(Saved entries)
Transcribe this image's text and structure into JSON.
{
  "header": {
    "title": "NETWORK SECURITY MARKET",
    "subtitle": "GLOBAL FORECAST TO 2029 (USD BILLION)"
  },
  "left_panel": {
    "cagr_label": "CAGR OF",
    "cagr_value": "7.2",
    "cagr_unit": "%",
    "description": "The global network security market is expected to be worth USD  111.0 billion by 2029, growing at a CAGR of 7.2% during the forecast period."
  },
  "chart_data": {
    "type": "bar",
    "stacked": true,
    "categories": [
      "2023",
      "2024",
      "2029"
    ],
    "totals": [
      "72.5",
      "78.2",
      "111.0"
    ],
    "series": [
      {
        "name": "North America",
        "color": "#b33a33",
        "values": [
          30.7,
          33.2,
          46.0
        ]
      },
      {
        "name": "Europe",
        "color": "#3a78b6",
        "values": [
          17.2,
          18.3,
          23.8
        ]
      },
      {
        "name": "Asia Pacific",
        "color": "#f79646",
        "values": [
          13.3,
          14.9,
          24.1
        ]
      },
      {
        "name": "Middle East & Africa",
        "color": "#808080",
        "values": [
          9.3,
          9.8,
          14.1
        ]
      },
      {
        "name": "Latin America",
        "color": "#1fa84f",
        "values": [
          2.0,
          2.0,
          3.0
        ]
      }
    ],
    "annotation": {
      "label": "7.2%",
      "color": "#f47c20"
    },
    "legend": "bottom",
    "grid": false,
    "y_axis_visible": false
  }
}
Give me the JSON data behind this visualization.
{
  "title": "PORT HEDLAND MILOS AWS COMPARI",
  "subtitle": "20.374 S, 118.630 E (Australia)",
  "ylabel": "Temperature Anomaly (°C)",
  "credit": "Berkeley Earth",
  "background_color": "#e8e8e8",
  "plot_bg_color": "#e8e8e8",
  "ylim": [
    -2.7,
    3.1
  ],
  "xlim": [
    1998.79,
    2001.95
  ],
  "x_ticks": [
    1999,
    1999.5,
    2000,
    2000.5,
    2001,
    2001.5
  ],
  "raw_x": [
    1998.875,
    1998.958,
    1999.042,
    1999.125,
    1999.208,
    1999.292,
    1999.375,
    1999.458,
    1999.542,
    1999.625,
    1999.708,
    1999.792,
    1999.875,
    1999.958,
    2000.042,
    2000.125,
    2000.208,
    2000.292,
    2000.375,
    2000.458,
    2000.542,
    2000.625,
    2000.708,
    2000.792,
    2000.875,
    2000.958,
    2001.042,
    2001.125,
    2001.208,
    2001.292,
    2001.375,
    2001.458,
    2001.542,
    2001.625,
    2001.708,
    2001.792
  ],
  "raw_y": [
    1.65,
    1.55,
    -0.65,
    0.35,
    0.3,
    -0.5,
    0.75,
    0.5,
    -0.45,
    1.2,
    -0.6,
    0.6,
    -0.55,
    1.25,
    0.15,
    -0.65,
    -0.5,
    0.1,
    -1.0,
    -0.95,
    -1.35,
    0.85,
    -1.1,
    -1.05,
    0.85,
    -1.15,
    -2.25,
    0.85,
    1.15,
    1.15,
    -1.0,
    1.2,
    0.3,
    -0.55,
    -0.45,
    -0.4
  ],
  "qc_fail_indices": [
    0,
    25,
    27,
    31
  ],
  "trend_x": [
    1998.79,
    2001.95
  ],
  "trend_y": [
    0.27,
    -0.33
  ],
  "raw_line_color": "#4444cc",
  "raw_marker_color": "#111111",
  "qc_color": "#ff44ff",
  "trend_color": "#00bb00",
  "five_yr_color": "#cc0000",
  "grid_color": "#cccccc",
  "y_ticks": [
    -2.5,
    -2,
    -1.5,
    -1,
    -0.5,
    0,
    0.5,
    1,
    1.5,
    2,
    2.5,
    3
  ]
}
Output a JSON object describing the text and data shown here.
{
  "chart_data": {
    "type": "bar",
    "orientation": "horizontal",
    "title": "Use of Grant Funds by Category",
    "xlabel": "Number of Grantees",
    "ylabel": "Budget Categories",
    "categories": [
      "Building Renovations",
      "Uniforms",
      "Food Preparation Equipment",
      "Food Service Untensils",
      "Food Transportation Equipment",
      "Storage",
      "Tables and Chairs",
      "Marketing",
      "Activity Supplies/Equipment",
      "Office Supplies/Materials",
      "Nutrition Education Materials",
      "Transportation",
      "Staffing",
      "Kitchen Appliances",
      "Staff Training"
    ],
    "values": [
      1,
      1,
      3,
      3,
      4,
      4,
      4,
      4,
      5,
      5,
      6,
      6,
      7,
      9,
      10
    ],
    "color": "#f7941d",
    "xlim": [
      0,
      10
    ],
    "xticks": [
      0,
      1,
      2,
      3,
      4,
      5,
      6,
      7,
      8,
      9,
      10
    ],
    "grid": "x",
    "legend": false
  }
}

The request — Output every record above exactly as it appears.

Response to this exercise —
Transcribe this image's text and structure into JSON.
{
  "header": {
    "title": "NETWORK SECURITY MARKET",
    "subtitle": "GLOBAL FORECAST TO 2029 (USD BILLION)"
  },
  "left_panel": {
    "cagr_label": "CAGR OF",
    "cagr_value": "7.2",
    "cagr_unit": "%",
    "description": "The global network security market is expected to be worth USD  111.0 billion by 2029, growing at a CAGR of 7.2% during the forecast period."
  },
  "chart_data": {
    "type": "bar",
    "stacked": true,
    "categories": [
      "2023",
      "2024",
      "2029"
    ],
    "totals": [
      "72.5",
      "78.2",
      "111.0"
    ],
    "series": [
      {
        "name": "North America",
        "color": "#b33a33",
        "values": [
          30.7,
          33.2,
          46.0
        ]
      },
      {
        "name": "Europe",
        "color": "#3a78b6",
        "values": [
          17.2,
          18.3,
          23.8
        ]
      },
      {
        "name": "Asia Pacific",
        "color": "#f79646",
        "values": [
          13.3,
          14.9,
          24.1
        ]
      },
      {
        "name": "Middle East & Africa",
        "color": "#808080",
        "values": [
          9.3,
          9.8,
          14.1
        ]
      },
      {
        "name": "Latin America",
        "color": "#1fa84f",
        "values": [
          2.0,
          2.0,
          3.0
        ]
      }
    ],
    "annotation": {
      "label": "7.2%",
      "color": "#f47c20"
    },
    "legend": "bottom",
    "grid": false,
    "y_axis_visible": false
  }
}
Give me the JSON data behind this visualization.
{
  "title": "PORT HEDLAND MILOS AWS COMPARI",
  "subtitle": "20.374 S, 118.630 E (Australia)",
  "ylabel": "Temperature Anomaly (°C)",
  "credit": "Berkeley Earth",
  "background_color": "#e8e8e8",
  "plot_bg_color": "#e8e8e8",
  "ylim": [
    -2.7,
    3.1
  ],
  "xlim": [
    1998.79,
    2001.95
  ],
  "x_ticks": [
    1999,
    1999.5,
    2000,
    2000.5,
    2001,
    2001.5
  ],
  "raw_x": [
    1998.875,
    1998.958,
    1999.042,
    1999.125,
    1999.208,
    1999.292,
    1999.375,
    1999.458,
    1999.542,
    1999.625,
    1999.708,
    1999.792,
    1999.875,
    1999.958,
    2000.042,
    2000.125,
    2000.208,
    2000.292,
    2000.375,
    2000.458,
    2000.542,
    2000.625,
    2000.708,
    2000.792,
    2000.875,
    2000.958,
    2001.042,
    2001.125,
    2001.208,
    2001.292,
    2001.375,
    2001.458,
    2001.542,
    2001.625,
    2001.708,
    2001.792
  ],
  "raw_y": [
    1.65,
    1.55,
    -0.65,
    0.35,
    0.3,
    -0.5,
    0.75,
    0.5,
    -0.45,
    1.2,
    -0.6,
    0.6,
    -0.55,
    1.25,
    0.15,
    -0.65,
    -0.5,
    0.1,
    -1.0,
    -0.95,
    -1.35,
    0.85,
    -1.1,
    -1.05,
    0.85,
    -1.15,
    -2.25,
    0.85,
    1.15,
    1.15,
    -1.0,
    1.2,
    0.3,
    -0.55,
    -0.45,
    -0.4
  ],
  "qc_fail_indices": [
    0,
    25,
    27,
    31
  ],
  "trend_x": [
    1998.79,
    2001.95
  ],
  "trend_y": [
    0.27,
    -0.33
  ],
  "raw_line_color": "#4444cc",
  "raw_marker_color": "#111111",
  "qc_color": "#ff44ff",
  "trend_color": "#00bb00",
  "five_yr_color": "#cc0000",
  "grid_color": "#cccccc",
  "y_ticks": [
    -2.5,
    -2,
    -1.5,
    -1,
    -0.5,
    0,
    0.5,
    1,
    1.5,
    2,
    2.5,
    3
  ]
}
Output a JSON object describing the text and data shown here.
{
  "chart_data": {
    "type": "bar",
    "orientation": "horizontal",
    "title": "Use of Grant Funds by Category",
    "xlabel": "Number of Grantees",
    "ylabel": "Budget Categories",
    "categories": [
      "Building Renovations",
      "Uniforms",
      "Food Preparation Equipment",
      "Food Service Untensils",
      "Food Transportation Equipment",
      "Storage",
      "Tables and Chairs",
      "Marketing",
      "Activity Supplies/Equipment",
      "Office Supplies/Materials",
      "Nutrition Education Materials",
      "Transportation",
      "Staffing",
      "Kitchen Appliances",
      "Staff Training"
    ],
    "values": [
      1,
      1,
      3,
      3,
      4,
      4,
      4,
      4,
      5,
      5,
      6,
      6,
      7,
      9,
      10
    ],
    "color": "#f7941d",
    "xlim": [
      0,
      10
    ],
    "xticks": [
      0,
      1,
      2,
      3,
      4,
      5,
      6,
      7,
      8,
      9,
      10
    ],
    "grid": "x",
    "legend": false
  }
}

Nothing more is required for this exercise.